Directive ::
Every line below must be reproduced exactly. Copy them all.

(Stored data)
--- Start ---
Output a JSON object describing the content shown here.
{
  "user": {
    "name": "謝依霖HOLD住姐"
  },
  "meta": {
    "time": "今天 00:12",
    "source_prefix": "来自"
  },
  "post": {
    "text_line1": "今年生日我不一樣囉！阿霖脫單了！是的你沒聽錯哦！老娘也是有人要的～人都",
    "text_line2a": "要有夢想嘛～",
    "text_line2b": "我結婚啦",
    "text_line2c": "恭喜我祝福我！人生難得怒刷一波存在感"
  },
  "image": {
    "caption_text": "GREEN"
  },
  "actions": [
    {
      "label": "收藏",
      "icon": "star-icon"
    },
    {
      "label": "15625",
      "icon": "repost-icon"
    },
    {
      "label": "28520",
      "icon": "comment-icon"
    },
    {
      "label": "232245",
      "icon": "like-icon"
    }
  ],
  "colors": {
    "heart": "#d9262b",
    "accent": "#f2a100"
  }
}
--- End ---
Correct result ::
Output a JSON object describing the content shown here.
{
  "user": {
    "name": "謝依霖HOLD住姐"
  },
  "meta": {
    "time": "今天 00:12",
    "source_prefix": "来自"
  },
  "post": {
    "text_line1": "今年生日我不一樣囉！阿霖脫單了！是的你沒聽錯哦！老娘也是有人要的～人都",
    "text_line2a": "要有夢想嘛～",
    "text_line2b": "我結婚啦",
    "text_line2c": "恭喜我祝福我！人生難得怒刷一波存在感"
  },
  "image": {
    "caption_text": "GREEN"
  },
  "actions": [
    {
      "label": "收藏",
      "icon": "star-icon"
    },
    {
      "label": "15625",
      "icon": "repost-icon"
    },
    {
      "label": "28520",
      "icon": "comment-icon"
    },
    {
      "label": "232245",
      "icon": "like-icon"
    }
  ],
  "colors": {
    "heart": "#d9262b",
    "accent": "#f2a100"
  }
}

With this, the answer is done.